EXERCISE REQUIREMENTS: Work out how many lines in the listing below include the word "name"; answer with the number alone.

# START OF PROVIDED RECORDS

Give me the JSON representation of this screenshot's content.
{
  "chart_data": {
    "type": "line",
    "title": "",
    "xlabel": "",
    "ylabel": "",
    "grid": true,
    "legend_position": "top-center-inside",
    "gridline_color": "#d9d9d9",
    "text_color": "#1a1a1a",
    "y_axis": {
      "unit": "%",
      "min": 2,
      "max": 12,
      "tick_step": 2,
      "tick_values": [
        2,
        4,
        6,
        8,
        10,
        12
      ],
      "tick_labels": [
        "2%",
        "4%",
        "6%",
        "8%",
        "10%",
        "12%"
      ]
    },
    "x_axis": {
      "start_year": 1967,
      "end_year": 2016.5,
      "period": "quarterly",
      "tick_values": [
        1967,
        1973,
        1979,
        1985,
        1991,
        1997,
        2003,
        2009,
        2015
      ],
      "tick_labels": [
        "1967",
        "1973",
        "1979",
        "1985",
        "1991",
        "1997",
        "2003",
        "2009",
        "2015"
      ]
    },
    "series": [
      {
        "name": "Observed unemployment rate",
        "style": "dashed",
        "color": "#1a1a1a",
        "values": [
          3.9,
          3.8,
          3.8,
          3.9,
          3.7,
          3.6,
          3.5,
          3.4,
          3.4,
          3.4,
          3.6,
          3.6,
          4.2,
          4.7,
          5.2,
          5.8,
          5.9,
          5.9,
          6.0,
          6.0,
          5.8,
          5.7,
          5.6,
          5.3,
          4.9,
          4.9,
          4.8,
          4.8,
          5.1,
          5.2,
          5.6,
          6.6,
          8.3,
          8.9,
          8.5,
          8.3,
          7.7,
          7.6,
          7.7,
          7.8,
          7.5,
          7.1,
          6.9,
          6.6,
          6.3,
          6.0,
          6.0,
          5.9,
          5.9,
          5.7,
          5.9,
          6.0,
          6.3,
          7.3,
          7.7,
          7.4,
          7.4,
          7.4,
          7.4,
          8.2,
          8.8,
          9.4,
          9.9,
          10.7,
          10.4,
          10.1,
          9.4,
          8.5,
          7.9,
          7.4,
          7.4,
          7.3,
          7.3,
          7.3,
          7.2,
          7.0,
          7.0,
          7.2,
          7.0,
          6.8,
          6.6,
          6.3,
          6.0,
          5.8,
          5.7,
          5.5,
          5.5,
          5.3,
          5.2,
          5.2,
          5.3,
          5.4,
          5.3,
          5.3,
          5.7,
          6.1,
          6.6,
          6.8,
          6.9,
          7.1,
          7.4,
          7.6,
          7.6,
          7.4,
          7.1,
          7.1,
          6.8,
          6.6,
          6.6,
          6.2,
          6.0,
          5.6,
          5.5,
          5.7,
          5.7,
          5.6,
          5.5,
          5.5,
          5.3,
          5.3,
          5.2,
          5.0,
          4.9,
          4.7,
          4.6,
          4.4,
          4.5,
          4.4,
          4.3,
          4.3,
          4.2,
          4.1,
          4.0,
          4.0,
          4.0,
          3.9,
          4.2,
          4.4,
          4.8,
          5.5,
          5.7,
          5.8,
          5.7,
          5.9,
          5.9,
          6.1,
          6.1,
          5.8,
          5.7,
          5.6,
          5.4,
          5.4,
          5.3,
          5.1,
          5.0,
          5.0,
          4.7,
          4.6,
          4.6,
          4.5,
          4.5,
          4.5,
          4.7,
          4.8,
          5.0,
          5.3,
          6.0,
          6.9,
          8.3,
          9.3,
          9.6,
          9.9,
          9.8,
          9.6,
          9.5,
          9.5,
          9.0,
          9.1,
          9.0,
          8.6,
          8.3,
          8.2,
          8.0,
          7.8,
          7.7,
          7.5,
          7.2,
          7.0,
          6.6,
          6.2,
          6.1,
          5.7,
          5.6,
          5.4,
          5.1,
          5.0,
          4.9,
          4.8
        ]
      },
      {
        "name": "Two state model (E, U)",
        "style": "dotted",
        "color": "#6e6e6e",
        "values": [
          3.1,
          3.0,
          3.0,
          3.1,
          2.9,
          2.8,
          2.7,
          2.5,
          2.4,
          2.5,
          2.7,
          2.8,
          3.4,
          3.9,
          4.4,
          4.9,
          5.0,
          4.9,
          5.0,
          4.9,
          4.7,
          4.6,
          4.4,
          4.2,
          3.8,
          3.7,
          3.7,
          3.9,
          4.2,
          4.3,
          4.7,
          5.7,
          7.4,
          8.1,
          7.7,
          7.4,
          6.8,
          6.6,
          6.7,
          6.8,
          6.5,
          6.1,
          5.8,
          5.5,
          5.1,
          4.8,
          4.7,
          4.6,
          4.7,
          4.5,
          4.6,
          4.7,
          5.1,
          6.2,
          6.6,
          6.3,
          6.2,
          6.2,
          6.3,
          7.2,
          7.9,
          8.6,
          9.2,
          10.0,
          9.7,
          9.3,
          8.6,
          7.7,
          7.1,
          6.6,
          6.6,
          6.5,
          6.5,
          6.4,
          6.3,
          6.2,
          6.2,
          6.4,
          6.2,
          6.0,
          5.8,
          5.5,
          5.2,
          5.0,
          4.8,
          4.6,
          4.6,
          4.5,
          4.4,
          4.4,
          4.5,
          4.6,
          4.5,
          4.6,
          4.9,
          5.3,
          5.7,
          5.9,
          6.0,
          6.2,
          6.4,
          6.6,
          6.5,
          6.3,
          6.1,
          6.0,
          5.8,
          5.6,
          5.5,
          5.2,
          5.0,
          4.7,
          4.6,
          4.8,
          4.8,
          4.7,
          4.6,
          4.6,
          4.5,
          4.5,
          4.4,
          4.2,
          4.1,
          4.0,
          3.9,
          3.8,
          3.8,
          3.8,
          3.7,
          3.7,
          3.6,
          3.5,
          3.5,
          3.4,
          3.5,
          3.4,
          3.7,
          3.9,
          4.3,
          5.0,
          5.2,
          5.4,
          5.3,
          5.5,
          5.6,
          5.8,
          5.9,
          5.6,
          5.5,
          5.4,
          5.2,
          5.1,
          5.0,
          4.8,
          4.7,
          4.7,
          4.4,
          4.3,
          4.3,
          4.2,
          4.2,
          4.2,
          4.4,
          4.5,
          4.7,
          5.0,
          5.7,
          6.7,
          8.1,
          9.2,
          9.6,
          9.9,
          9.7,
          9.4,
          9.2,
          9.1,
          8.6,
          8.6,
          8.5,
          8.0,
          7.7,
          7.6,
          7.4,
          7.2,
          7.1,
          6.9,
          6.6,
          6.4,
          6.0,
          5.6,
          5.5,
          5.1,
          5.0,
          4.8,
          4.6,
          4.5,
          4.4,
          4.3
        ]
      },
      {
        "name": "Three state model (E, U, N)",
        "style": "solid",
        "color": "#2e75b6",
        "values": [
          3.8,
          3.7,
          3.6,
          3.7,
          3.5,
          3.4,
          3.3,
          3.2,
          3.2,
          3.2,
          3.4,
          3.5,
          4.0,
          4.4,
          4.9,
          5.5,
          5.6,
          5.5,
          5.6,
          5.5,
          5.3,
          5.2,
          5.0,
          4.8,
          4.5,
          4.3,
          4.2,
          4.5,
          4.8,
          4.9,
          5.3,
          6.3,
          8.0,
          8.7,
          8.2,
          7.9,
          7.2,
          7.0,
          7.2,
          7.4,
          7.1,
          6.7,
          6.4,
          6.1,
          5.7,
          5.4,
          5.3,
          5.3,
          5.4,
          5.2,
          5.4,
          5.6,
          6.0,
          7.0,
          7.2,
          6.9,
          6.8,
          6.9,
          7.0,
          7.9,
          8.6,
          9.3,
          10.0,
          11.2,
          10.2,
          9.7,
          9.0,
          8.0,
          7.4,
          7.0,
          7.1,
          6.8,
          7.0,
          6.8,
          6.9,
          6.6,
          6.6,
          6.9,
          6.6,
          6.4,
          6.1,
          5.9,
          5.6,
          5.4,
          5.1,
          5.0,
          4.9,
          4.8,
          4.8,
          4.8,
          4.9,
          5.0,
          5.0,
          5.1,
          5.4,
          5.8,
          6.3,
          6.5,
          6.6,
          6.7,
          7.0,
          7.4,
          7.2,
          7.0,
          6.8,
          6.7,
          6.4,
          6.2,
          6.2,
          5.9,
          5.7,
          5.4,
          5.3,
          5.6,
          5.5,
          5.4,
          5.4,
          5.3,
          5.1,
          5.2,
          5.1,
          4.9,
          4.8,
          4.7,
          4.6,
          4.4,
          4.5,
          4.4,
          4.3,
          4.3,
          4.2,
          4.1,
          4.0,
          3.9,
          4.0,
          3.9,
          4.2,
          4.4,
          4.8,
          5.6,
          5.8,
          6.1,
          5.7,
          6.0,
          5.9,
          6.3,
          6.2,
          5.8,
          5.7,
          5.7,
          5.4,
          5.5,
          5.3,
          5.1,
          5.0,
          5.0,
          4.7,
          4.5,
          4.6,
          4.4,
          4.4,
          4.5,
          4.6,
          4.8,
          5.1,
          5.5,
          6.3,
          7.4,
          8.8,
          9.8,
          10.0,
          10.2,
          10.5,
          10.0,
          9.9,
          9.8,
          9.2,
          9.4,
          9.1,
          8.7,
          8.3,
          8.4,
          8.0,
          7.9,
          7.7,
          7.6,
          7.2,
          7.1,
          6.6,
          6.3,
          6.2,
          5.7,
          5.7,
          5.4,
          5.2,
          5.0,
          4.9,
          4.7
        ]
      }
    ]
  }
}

# END OF PROVIDED RECORDS

WORKED SOLUTION: 3